### Stated problem
Reproduce every record below exactly as it appears.

(Dataset entries)
□ □ □ □ □

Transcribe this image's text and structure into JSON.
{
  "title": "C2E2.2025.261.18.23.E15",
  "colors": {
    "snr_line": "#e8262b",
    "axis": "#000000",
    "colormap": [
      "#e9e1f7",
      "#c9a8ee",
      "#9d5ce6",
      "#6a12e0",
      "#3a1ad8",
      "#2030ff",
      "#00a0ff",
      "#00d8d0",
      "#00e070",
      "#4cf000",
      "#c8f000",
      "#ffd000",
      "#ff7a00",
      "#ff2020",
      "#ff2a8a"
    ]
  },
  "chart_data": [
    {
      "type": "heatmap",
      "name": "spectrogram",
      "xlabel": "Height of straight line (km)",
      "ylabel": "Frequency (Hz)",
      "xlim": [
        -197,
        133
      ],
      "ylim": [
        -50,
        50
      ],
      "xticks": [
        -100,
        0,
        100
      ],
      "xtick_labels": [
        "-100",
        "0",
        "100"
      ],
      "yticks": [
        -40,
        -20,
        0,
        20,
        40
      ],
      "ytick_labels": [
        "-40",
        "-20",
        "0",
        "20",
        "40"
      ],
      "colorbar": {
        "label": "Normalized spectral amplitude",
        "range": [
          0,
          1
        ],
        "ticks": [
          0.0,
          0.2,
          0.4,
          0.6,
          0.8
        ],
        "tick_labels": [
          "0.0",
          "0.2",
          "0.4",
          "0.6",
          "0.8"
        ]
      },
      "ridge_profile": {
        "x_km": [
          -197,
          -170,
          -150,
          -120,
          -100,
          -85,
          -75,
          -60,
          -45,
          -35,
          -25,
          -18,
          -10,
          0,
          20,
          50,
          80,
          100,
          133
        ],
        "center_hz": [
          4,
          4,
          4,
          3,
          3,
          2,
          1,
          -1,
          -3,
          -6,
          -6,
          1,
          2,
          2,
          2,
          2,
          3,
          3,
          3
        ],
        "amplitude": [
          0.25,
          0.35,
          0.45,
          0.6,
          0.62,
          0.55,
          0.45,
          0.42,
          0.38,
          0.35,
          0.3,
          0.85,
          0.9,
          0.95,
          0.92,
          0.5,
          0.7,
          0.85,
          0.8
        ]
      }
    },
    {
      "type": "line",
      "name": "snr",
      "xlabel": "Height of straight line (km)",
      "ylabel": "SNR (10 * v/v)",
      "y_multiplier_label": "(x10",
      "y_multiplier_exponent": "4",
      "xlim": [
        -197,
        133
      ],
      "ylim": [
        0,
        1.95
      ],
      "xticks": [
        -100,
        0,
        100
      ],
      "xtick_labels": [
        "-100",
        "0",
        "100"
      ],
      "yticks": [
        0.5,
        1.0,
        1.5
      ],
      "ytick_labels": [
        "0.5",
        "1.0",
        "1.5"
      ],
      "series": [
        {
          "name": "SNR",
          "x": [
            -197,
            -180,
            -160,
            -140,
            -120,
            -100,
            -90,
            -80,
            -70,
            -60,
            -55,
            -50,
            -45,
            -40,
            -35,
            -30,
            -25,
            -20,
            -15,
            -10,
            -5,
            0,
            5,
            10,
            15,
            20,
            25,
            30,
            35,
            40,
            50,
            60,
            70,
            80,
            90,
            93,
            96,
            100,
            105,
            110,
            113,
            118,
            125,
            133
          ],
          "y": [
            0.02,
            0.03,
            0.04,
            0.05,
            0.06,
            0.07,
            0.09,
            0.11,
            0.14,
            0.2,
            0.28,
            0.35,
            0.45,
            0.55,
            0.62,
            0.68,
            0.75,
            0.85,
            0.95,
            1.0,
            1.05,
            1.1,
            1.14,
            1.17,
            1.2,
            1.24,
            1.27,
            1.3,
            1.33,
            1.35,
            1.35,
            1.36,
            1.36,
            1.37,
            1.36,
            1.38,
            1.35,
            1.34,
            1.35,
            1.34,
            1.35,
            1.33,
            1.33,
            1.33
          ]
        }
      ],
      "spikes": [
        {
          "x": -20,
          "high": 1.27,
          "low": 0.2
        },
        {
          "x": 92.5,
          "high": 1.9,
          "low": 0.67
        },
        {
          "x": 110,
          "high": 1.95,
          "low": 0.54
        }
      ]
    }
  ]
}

□ □ □ □ □

### Correct response
Transcribe this image's text and structure into JSON.
{
  "title": "C2E2.2025.261.18.23.E15",
  "colors": {
    "snr_line": "#e8262b",
    "axis": "#000000",
    "colormap": [
      "#e9e1f7",
      "#c9a8ee",
      "#9d5ce6",
      "#6a12e0",
      "#3a1ad8",
      "#2030ff",
      "#00a0ff",
      "#00d8d0",
      "#00e070",
      "#4cf000",
      "#c8f000",
      "#ffd000",
      "#ff7a00",
      "#ff2020",
      "#ff2a8a"
    ]
  },
  "chart_data": [
    {
      "type": "heatmap",
      "name": "spectrogram",
      "xlabel": "Height of straight line (km)",
      "ylabel": "Frequency (Hz)",
      "xlim": [
        -197,
        133
      ],
      "ylim": [
        -50,
        50
      ],
      "xticks": [
        -100,
        0,
        100
      ],
      "xtick_labels": [
        "-100",
        "0",
        "100"
      ],
      "yticks": [
        -40,
        -20,
        0,
        20,
        40
      ],
      "ytick_labels": [
        "-40",
        "-20",
        "0",
        "20",
        "40"
      ],
      "colorbar": {
        "label": "Normalized spectral amplitude",
        "range": [
          0,
          1
        ],
        "ticks": [
          0.0,
          0.2,
          0.4,
          0.6,
          0.8
        ],
        "tick_labels": [
          "0.0",
          "0.2",
          "0.4",
          "0.6",
          "0.8"
        ]
      },
      "ridge_profile": {
        "x_km": [
          -197,
          -170,
          -150,
          -120,
          -100,
          -85,
          -75,
          -60,
          -45,
          -35,
          -25,
          -18,
          -10,
          0,
          20,
          50,
          80,
          100,
          133
        ],
        "center_hz": [
          4,
          4,
          4,
          3,
          3,
          2,
          1,
          -1,
          -3,
          -6,
          -6,
          1,
          2,
          2,
          2,
          2,
          3,
          3,
          3
        ],
        "amplitude": [
          0.25,
          0.35,
          0.45,
          0.6,
          0.62,
          0.55,
          0.45,
          0.42,
          0.38,
          0.35,
          0.3,
          0.85,
          0.9,
          0.95,
          0.92,
          0.5,
          0.7,
          0.85,
          0.8
        ]
      }
    },
    {
      "type": "line",
      "name": "snr",
      "xlabel": "Height of straight line (km)",
      "ylabel": "SNR (10 * v/v)",
      "y_multiplier_label": "(x10",
      "y_multiplier_exponent": "4",
      "xlim": [
        -197,
        133
      ],
      "ylim": [
        0,
        1.95
      ],
      "xticks": [
        -100,
        0,
        100
      ],
      "xtick_labels": [
        "-100",
        "0",
        "100"
      ],
      "yticks": [
        0.5,
        1.0,
        1.5
      ],
      "ytick_labels": [
        "0.5",
        "1.0",
        "1.5"
      ],
      "series": [
        {
          "name": "SNR",
          "x": [
            -197,
            -180,
            -160,
            -140,
            -120,
            -100,
            -90,
            -80,
            -70,
            -60,
            -55,
            -50,
            -45,
            -40,
            -35,
            -30,
            -25,
            -20,
            -15,
            -10,
            -5,
            0,
            5,
            10,
            15,
            20,
            25,
            30,
            35,
            40,
            50,
            60,
            70,
            80,
            90,
            93,
            96,
            100,
            105,
            110,
            113,
            118,
            125,
            133
          ],
          "y": [
            0.02,
            0.03,
            0.04,
            0.05,
            0.06,
            0.07,
            0.09,
            0.11,
            0.14,
            0.2,
            0.28,
            0.35,
            0.45,
            0.55,
            0.62,
            0.68,
            0.75,
            0.85,
            0.95,
            1.0,
            1.05,
            1.1,
            1.14,
            1.17,
            1.2,
            1.24,
            1.27,
            1.3,
            1.33,
            1.35,
            1.35,
            1.36,
            1.36,
            1.37,
            1.36,
            1.38,
            1.35,
            1.34,
            1.35,
            1.34,
            1.35,
            1.33,
            1.33,
            1.33
          ]
        }
      ],
      "spikes": [
        {
          "x": -20,
          "high": 1.27,
          "low": 0.2
        },
        {
          "x": 92.5,
          "high": 1.9,
          "low": 0.67
        },
        {
          "x": 110,
          "high": 1.95,
          "low": 0.54
        }
      ]
    }
  ]
}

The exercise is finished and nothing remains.